Find the number of lines in these records where the word "Four" appears. Reply with that number and nothing more.

Given entries ::
_ _ _

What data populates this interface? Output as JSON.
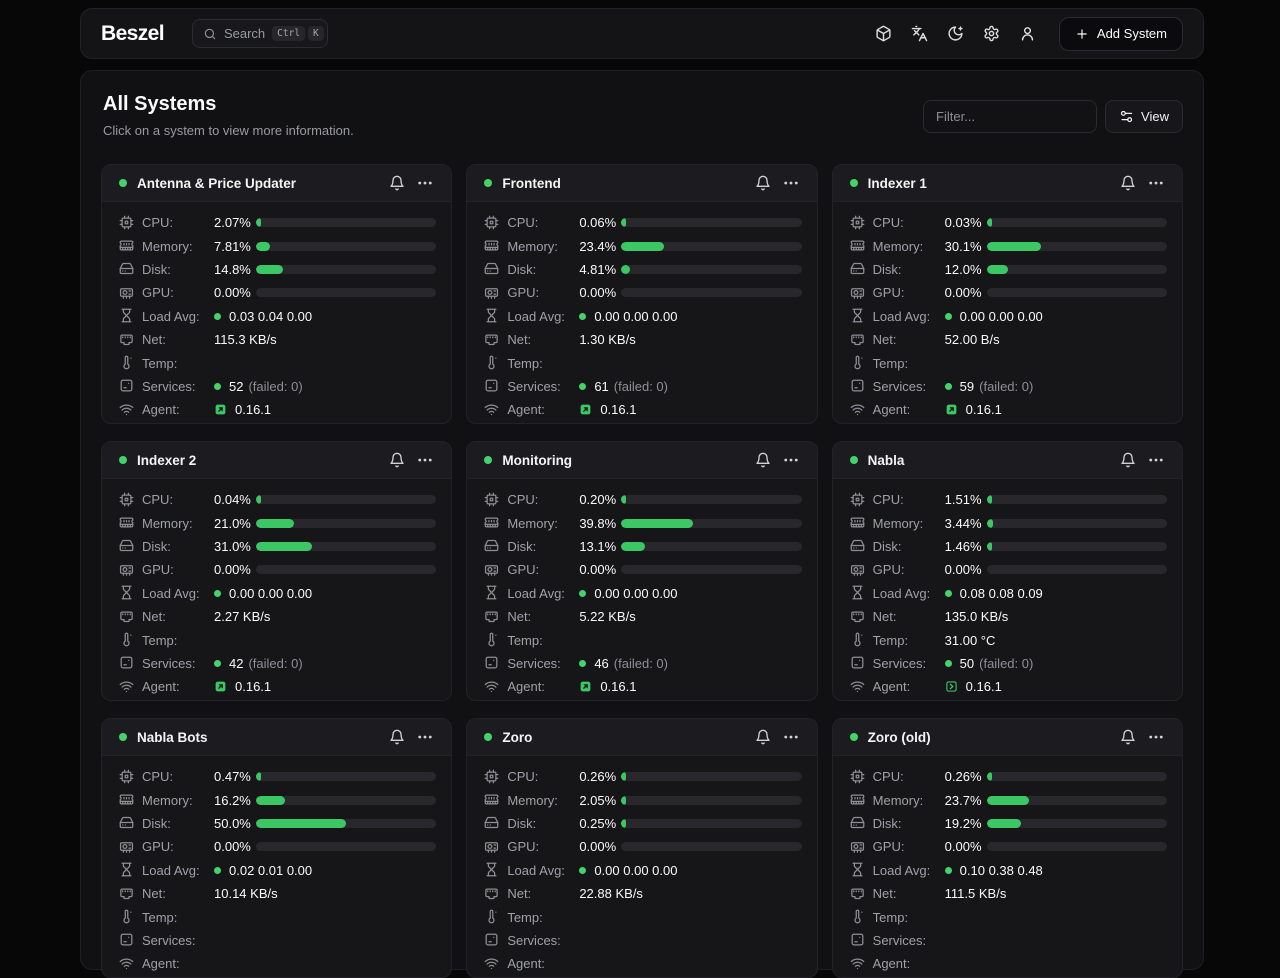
{
  "header": {
    "logo": "Beszel",
    "search": {
      "placeholder": "Search",
      "shortcut_keys": [
        "Ctrl",
        "K"
      ]
    },
    "action_icons": [
      "package-icon",
      "languages-icon",
      "moon-icon",
      "settings-icon",
      "user-icon"
    ],
    "add_system": {
      "label": "Add System",
      "icon": "plus-icon"
    }
  },
  "page": {
    "title": "All Systems",
    "subtitle": "Click on a system to view more information.",
    "filter_placeholder": "Filter...",
    "view_button": {
      "label": "View",
      "icon": "sliders-icon"
    }
  },
  "labels": {
    "cpu": "CPU:",
    "memory": "Memory:",
    "disk": "Disk:",
    "gpu": "GPU:",
    "load_avg": "Load Avg:",
    "net": "Net:",
    "temp": "Temp:",
    "services": "Services:",
    "agent": "Agent:"
  },
  "colors": {
    "accent_green": "#3cc765",
    "status_dot_green": "#44d36b",
    "card_bg": "#161619",
    "bar_track": "#27272c",
    "page_bg": "#070708"
  },
  "systems": [
    {
      "name": "Antenna & Price Updater",
      "status": "up",
      "cpu": {
        "value": "2.07%",
        "pct": 2.07
      },
      "memory": {
        "value": "7.81%",
        "pct": 7.81
      },
      "disk": {
        "value": "14.8%",
        "pct": 14.8
      },
      "gpu": {
        "value": "0.00%",
        "pct": 0
      },
      "load_avg": "0.03 0.04 0.00",
      "net": "115.3 KB/s",
      "temp": "",
      "services": {
        "count": "52",
        "failed": "(failed: 0)"
      },
      "agent": {
        "version": "0.16.1",
        "icon": "update"
      }
    },
    {
      "name": "Frontend",
      "status": "up",
      "cpu": {
        "value": "0.06%",
        "pct": 0.06
      },
      "memory": {
        "value": "23.4%",
        "pct": 23.4
      },
      "disk": {
        "value": "4.81%",
        "pct": 4.81
      },
      "gpu": {
        "value": "0.00%",
        "pct": 0
      },
      "load_avg": "0.00 0.00 0.00",
      "net": "1.30 KB/s",
      "temp": "",
      "services": {
        "count": "61",
        "failed": "(failed: 0)"
      },
      "agent": {
        "version": "0.16.1",
        "icon": "update"
      }
    },
    {
      "name": "Indexer 1",
      "status": "up",
      "cpu": {
        "value": "0.03%",
        "pct": 0.03
      },
      "memory": {
        "value": "30.1%",
        "pct": 30.1
      },
      "disk": {
        "value": "12.0%",
        "pct": 12.0
      },
      "gpu": {
        "value": "0.00%",
        "pct": 0
      },
      "load_avg": "0.00 0.00 0.00",
      "net": "52.00 B/s",
      "temp": "",
      "services": {
        "count": "59",
        "failed": "(failed: 0)"
      },
      "agent": {
        "version": "0.16.1",
        "icon": "update"
      }
    },
    {
      "name": "Indexer 2",
      "status": "up",
      "cpu": {
        "value": "0.04%",
        "pct": 0.04
      },
      "memory": {
        "value": "21.0%",
        "pct": 21.0
      },
      "disk": {
        "value": "31.0%",
        "pct": 31.0
      },
      "gpu": {
        "value": "0.00%",
        "pct": 0
      },
      "load_avg": "0.00 0.00 0.00",
      "net": "2.27 KB/s",
      "temp": "",
      "services": {
        "count": "42",
        "failed": "(failed: 0)"
      },
      "agent": {
        "version": "0.16.1",
        "icon": "update"
      }
    },
    {
      "name": "Monitoring",
      "status": "up",
      "cpu": {
        "value": "0.20%",
        "pct": 0.2
      },
      "memory": {
        "value": "39.8%",
        "pct": 39.8
      },
      "disk": {
        "value": "13.1%",
        "pct": 13.1
      },
      "gpu": {
        "value": "0.00%",
        "pct": 0
      },
      "load_avg": "0.00 0.00 0.00",
      "net": "5.22 KB/s",
      "temp": "",
      "services": {
        "count": "46",
        "failed": "(failed: 0)"
      },
      "agent": {
        "version": "0.16.1",
        "icon": "update"
      }
    },
    {
      "name": "Nabla",
      "status": "up",
      "cpu": {
        "value": "1.51%",
        "pct": 1.51
      },
      "memory": {
        "value": "3.44%",
        "pct": 3.44
      },
      "disk": {
        "value": "1.46%",
        "pct": 1.46
      },
      "gpu": {
        "value": "0.00%",
        "pct": 0
      },
      "load_avg": "0.08 0.08 0.09",
      "net": "135.0 KB/s",
      "temp": "31.00 °C",
      "services": {
        "count": "50",
        "failed": "(failed: 0)"
      },
      "agent": {
        "version": "0.16.1",
        "icon": "boxed"
      }
    },
    {
      "name": "Nabla Bots",
      "status": "up",
      "cpu": {
        "value": "0.47%",
        "pct": 0.47
      },
      "memory": {
        "value": "16.2%",
        "pct": 16.2
      },
      "disk": {
        "value": "50.0%",
        "pct": 50.0
      },
      "gpu": {
        "value": "0.00%",
        "pct": 0
      },
      "load_avg": "0.02 0.01 0.00",
      "net": "10.14 KB/s"
    },
    {
      "name": "Zoro",
      "status": "up",
      "cpu": {
        "value": "0.26%",
        "pct": 0.26
      },
      "memory": {
        "value": "2.05%",
        "pct": 2.05
      },
      "disk": {
        "value": "0.25%",
        "pct": 0.25
      },
      "gpu": {
        "value": "0.00%",
        "pct": 0
      },
      "load_avg": "0.00 0.00 0.00",
      "net": "22.88 KB/s"
    },
    {
      "name": "Zoro (old)",
      "status": "up",
      "cpu": {
        "value": "0.26%",
        "pct": 0.26
      },
      "memory": {
        "value": "23.7%",
        "pct": 23.7
      },
      "disk": {
        "value": "19.2%",
        "pct": 19.2
      },
      "gpu": {
        "value": "0.00%",
        "pct": 0
      },
      "load_avg": "0.10 0.38 0.48",
      "net": "111.5 KB/s"
    }
  ]
}
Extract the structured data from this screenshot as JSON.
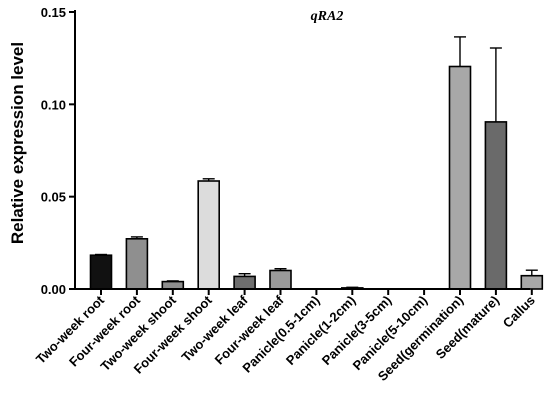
{
  "chart_data": {
    "type": "bar",
    "title": "qRA2",
    "xlabel": "",
    "ylabel": "Relative expression level",
    "ylim": [
      0,
      0.15
    ],
    "yticks": [
      0.0,
      0.05,
      0.1,
      0.15
    ],
    "ytick_labels": [
      "0.00",
      "0.05",
      "0.10",
      "0.15"
    ],
    "categories": [
      "Two-week root",
      "Four-week root",
      "Two-week shoot",
      "Four-week shoot",
      "Two-week leaf",
      "Four-week leaf",
      "Panicle(0.5-1cm)",
      "Panicle(1-2cm)",
      "Panicle(3-5cm)",
      "Panicle(5-10cm)",
      "Seed(germination)",
      "Seed(mature)",
      "Callus"
    ],
    "values": [
      0.0183,
      0.0272,
      0.004,
      0.0585,
      0.0068,
      0.01,
      0.0,
      0.0006,
      0.0,
      0.0,
      0.1205,
      0.0905,
      0.0072
    ],
    "errors": [
      0.0004,
      0.001,
      0.0004,
      0.0012,
      0.0015,
      0.001,
      0.0,
      0.0003,
      0.0,
      0.0,
      0.016,
      0.04,
      0.003
    ],
    "colors": [
      "#111111",
      "#8f8f8f",
      "#8f8f8f",
      "#dcdcdc",
      "#6e6e6e",
      "#9a9a9a",
      "#ffffff",
      "#8f8f8f",
      "#ffffff",
      "#ffffff",
      "#a8a8a8",
      "#6a6a6a",
      "#a8a8a8"
    ],
    "grid": false,
    "legend": "none"
  }
}
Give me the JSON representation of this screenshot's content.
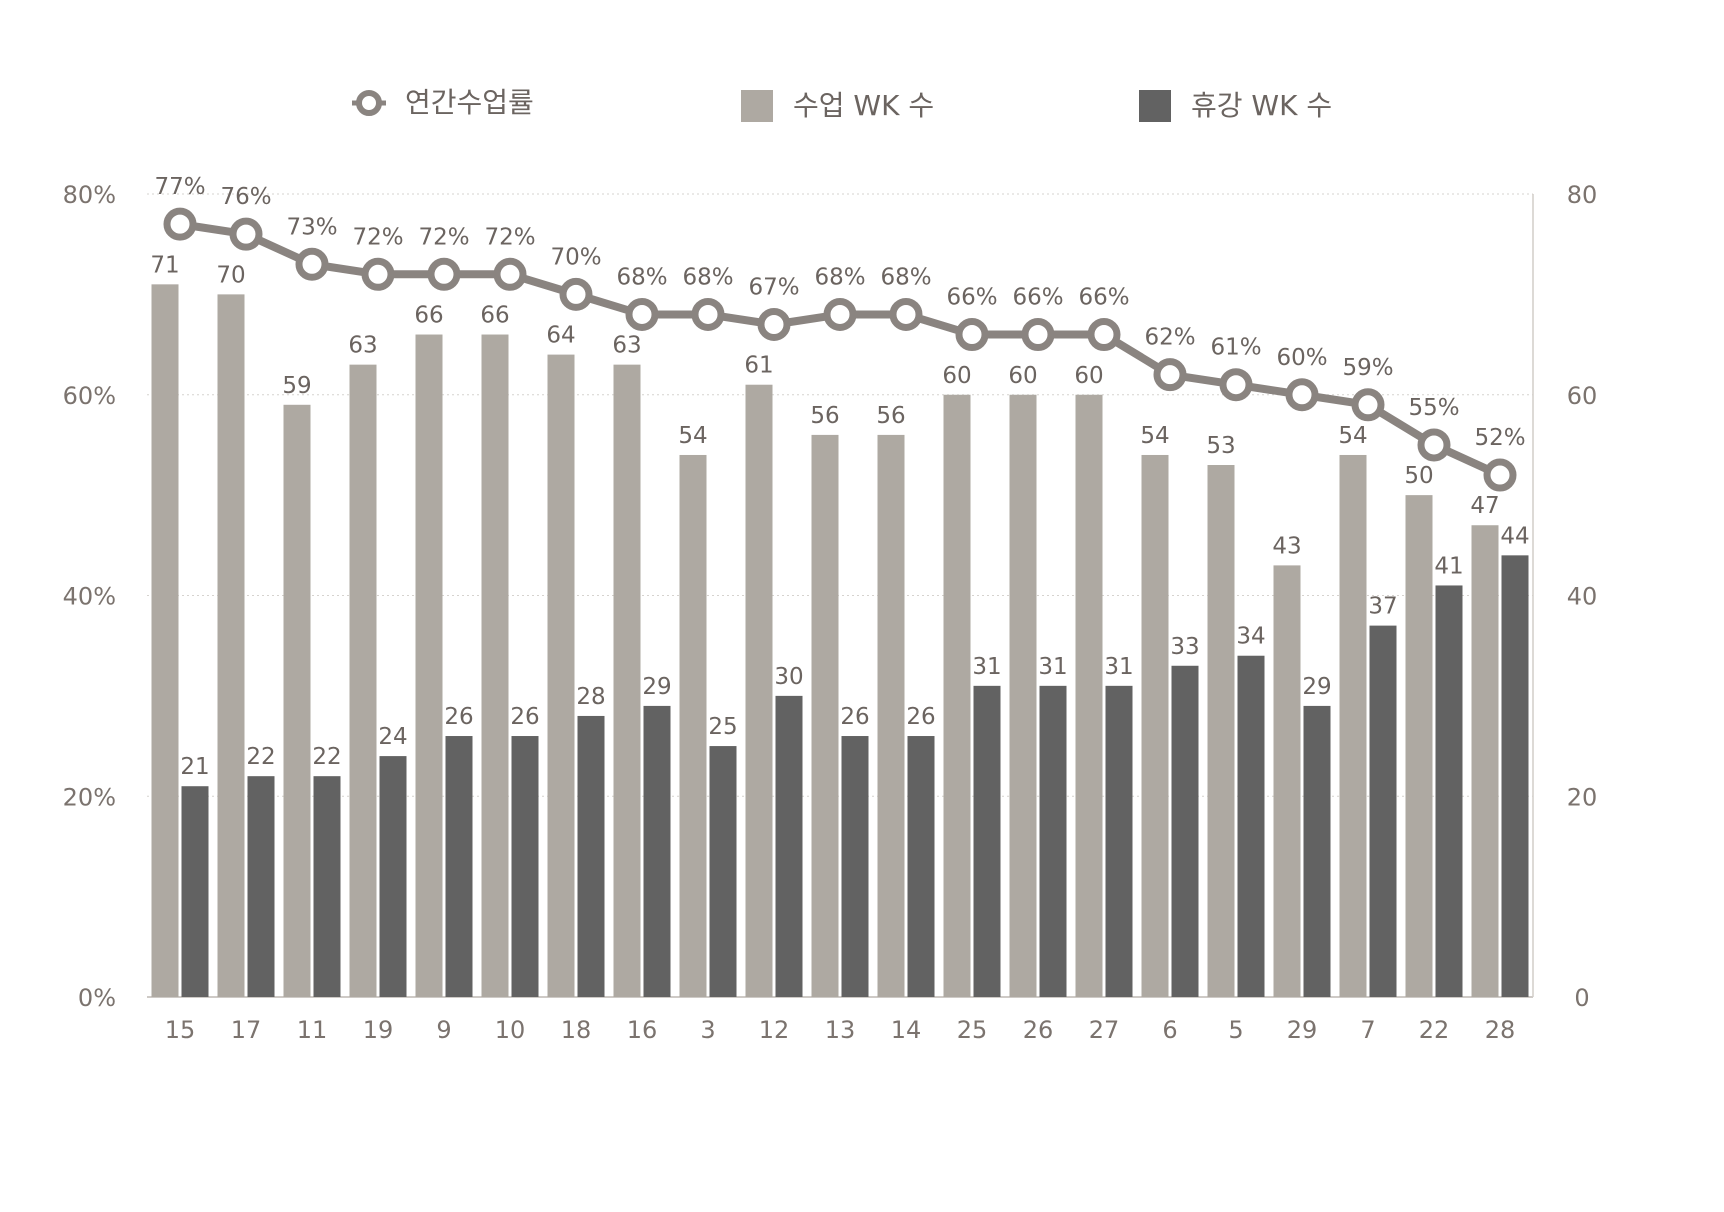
{
  "colors": {
    "class_bar": "#aea9a2",
    "rest_bar": "#626262",
    "rate_line": "#8a8480",
    "text": "#6b6460",
    "axis_text": "#7b736e",
    "grid": "#d6d3cf"
  },
  "legend": {
    "rate_label": "연간수업률",
    "class_label": "수업 WK 수",
    "rest_label": "휴강 WK 수"
  },
  "chart_data": {
    "type": "bar",
    "title": "",
    "xlabel": "",
    "ylabel": "",
    "categories": [
      "15",
      "17",
      "11",
      "19",
      "9",
      "10",
      "18",
      "16",
      "3",
      "12",
      "13",
      "14",
      "25",
      "26",
      "27",
      "6",
      "5",
      "29",
      "7",
      "22",
      "28"
    ],
    "series": [
      {
        "name": "수업 WK 수",
        "type": "bar",
        "axis": "right",
        "values": [
          71,
          70,
          59,
          63,
          66,
          66,
          64,
          63,
          54,
          61,
          56,
          56,
          60,
          60,
          60,
          54,
          53,
          43,
          54,
          50,
          47
        ]
      },
      {
        "name": "휴강 WK 수",
        "type": "bar",
        "axis": "right",
        "values": [
          21,
          22,
          22,
          24,
          26,
          26,
          28,
          29,
          25,
          30,
          26,
          26,
          31,
          31,
          31,
          33,
          34,
          29,
          37,
          41,
          44
        ]
      },
      {
        "name": "연간수업률",
        "type": "line",
        "axis": "left",
        "values": [
          77,
          76,
          73,
          72,
          72,
          72,
          70,
          68,
          68,
          67,
          68,
          68,
          66,
          66,
          66,
          62,
          61,
          60,
          59,
          55,
          52
        ],
        "labels": [
          "77%",
          "76%",
          "73%",
          "72%",
          "72%",
          "72%",
          "70%",
          "68%",
          "68%",
          "67%",
          "68%",
          "68%",
          "66%",
          "66%",
          "66%",
          "62%",
          "61%",
          "60%",
          "59%",
          "55%",
          "52%"
        ]
      }
    ],
    "left_axis": {
      "ylim": [
        0,
        80
      ],
      "ticks": [
        "0%",
        "20%",
        "40%",
        "60%",
        "80%"
      ]
    },
    "right_axis": {
      "ylim": [
        0,
        80
      ],
      "ticks": [
        "0",
        "20",
        "40",
        "60",
        "80"
      ]
    },
    "grid": true,
    "legend_position": "top"
  }
}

_ _ _

The completed task :: 3